### [Task requirements]
Report the number of lines that include "Versus", with no additional text.

-------- Extracted data

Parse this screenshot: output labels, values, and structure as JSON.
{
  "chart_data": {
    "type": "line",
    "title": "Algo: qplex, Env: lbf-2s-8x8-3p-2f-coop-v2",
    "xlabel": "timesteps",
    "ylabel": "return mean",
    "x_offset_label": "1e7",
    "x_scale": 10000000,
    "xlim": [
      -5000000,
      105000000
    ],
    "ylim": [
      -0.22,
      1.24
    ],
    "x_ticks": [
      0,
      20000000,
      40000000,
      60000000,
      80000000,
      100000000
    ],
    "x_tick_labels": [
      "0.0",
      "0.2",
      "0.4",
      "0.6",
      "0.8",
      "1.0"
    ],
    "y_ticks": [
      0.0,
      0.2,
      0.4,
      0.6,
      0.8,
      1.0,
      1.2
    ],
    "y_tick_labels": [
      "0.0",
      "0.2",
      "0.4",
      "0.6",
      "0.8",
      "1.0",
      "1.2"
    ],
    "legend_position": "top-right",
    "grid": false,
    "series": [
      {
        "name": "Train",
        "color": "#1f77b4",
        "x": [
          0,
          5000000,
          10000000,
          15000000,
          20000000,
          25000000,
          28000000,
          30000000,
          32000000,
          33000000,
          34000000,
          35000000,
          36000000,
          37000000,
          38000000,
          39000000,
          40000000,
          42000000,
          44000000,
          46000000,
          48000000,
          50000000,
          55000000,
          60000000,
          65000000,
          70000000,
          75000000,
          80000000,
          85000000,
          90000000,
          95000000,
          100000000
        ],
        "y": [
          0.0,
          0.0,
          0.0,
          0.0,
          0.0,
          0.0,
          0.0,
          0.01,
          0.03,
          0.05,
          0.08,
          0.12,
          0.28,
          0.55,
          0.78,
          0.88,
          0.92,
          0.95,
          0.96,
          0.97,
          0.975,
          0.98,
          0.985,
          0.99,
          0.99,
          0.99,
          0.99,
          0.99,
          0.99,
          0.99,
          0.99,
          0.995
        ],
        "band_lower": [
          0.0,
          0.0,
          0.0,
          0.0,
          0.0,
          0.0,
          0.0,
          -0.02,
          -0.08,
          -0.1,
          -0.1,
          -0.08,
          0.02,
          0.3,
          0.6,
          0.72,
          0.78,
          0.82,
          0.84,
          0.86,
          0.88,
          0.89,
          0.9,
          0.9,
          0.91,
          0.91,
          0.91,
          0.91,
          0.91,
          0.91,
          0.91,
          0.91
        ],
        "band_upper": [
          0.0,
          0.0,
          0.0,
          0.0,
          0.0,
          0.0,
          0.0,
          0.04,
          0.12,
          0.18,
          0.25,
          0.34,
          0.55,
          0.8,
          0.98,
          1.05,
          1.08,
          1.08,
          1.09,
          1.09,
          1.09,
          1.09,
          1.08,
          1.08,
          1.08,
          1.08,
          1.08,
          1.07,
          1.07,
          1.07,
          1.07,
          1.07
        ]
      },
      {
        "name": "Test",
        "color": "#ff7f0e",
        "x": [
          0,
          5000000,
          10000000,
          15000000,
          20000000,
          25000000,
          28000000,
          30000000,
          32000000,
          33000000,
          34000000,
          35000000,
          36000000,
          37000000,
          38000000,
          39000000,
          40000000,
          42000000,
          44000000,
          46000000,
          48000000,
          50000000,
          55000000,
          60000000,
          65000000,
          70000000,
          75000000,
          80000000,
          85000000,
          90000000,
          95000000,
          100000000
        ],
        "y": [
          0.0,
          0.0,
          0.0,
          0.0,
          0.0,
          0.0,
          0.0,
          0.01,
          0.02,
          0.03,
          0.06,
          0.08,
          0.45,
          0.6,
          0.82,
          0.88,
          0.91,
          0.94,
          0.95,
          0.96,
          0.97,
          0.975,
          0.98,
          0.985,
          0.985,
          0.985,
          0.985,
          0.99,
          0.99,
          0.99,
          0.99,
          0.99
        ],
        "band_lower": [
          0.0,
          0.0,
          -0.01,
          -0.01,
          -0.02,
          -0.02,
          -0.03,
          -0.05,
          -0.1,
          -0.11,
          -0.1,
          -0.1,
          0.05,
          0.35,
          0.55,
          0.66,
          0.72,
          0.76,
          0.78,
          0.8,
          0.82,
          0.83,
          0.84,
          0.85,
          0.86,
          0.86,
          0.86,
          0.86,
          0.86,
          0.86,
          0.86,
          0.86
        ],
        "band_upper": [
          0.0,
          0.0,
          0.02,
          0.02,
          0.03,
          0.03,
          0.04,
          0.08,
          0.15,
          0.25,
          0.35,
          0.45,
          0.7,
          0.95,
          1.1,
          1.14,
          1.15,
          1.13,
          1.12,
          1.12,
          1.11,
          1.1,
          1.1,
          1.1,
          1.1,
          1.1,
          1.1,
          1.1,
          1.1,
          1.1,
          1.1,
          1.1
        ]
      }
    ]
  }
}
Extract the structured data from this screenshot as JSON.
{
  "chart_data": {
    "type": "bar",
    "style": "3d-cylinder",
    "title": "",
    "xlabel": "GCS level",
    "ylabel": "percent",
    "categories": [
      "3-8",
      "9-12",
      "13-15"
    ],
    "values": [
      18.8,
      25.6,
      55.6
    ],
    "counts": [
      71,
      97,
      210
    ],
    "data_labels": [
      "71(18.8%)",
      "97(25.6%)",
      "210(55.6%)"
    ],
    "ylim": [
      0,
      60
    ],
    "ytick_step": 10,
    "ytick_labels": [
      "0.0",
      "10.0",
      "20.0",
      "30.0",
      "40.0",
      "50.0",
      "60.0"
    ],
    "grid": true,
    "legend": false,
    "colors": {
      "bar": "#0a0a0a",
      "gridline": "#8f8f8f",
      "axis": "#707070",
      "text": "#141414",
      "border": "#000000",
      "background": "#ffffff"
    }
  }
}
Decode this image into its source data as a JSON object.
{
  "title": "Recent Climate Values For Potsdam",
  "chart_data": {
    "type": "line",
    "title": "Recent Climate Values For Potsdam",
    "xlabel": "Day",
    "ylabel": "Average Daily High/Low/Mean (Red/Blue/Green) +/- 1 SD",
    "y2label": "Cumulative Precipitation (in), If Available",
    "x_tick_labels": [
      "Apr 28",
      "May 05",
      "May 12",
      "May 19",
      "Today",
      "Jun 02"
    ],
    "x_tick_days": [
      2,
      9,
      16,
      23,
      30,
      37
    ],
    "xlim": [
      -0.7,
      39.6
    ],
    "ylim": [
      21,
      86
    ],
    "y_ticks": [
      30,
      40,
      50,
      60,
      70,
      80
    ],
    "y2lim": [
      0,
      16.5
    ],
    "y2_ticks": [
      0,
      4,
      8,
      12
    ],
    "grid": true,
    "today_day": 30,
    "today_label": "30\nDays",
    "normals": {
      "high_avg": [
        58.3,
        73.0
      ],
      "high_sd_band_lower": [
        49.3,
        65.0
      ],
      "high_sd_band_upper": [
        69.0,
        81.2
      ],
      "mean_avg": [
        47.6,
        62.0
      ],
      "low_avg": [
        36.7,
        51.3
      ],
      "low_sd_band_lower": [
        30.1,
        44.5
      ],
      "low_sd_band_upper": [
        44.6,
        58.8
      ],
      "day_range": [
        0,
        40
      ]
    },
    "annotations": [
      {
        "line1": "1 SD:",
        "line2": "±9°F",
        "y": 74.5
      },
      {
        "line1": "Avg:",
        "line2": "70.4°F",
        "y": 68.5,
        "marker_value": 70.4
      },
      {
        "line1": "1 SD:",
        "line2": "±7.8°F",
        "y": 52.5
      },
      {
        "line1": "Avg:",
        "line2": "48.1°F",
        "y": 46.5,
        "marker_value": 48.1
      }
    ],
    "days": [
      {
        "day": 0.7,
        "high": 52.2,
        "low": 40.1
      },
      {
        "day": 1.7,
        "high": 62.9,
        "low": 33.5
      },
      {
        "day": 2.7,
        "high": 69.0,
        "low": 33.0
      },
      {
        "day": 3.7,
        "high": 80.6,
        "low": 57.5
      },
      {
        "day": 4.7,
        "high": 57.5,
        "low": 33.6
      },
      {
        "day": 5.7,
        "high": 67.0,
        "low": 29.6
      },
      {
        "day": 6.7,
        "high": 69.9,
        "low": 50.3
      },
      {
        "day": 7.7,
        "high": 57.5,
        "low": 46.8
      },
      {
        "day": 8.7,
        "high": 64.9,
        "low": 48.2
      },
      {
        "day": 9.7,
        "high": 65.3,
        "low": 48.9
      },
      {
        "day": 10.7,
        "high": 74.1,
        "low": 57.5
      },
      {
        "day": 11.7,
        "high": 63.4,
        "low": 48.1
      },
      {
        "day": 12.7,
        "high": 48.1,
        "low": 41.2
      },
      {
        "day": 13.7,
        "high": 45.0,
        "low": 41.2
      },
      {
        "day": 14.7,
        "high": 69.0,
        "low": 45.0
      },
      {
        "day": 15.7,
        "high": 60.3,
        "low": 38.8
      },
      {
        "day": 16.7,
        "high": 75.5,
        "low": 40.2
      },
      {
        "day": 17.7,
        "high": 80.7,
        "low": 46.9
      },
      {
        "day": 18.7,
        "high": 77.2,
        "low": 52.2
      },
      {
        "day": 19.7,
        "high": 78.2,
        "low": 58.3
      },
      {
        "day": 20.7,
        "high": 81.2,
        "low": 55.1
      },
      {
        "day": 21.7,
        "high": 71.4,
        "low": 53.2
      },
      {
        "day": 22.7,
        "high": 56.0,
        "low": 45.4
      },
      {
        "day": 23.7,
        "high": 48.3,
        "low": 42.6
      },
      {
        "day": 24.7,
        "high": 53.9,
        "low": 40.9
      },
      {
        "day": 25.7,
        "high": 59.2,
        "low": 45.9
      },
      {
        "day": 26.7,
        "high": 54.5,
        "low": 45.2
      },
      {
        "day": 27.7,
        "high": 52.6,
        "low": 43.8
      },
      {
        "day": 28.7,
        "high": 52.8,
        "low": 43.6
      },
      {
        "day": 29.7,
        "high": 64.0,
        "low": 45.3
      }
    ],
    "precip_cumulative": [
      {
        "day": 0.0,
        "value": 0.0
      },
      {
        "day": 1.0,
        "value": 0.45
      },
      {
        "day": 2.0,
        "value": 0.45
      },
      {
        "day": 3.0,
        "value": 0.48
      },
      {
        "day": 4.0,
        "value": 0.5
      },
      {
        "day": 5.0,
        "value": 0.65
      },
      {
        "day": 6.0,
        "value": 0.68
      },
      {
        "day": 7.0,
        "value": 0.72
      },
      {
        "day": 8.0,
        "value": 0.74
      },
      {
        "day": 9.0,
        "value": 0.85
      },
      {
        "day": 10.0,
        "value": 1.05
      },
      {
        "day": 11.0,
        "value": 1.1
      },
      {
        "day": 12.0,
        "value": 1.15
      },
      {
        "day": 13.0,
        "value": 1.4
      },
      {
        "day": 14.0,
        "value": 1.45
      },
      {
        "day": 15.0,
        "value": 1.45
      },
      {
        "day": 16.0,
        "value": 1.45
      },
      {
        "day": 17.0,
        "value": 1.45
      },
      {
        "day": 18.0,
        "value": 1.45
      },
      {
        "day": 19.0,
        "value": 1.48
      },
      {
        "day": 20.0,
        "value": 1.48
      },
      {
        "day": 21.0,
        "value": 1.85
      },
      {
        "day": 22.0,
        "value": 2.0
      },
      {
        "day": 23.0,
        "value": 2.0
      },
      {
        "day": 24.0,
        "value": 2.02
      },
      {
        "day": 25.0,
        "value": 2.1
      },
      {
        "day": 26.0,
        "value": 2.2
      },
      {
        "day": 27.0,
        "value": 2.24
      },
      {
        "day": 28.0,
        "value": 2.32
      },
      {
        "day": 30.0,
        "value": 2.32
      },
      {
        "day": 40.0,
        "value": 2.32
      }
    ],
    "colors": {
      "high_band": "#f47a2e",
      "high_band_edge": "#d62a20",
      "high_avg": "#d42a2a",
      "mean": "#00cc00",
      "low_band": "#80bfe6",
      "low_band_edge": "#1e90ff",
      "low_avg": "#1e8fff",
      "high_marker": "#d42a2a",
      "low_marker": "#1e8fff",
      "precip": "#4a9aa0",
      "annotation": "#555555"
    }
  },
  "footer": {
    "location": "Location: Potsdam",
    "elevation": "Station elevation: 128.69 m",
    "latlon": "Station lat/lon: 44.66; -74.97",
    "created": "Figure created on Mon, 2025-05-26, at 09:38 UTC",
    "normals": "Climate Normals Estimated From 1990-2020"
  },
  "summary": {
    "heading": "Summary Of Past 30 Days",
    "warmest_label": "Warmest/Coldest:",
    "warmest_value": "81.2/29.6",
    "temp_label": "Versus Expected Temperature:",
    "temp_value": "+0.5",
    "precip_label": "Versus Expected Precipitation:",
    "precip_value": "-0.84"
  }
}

----------------

### [Answer to this problem]
2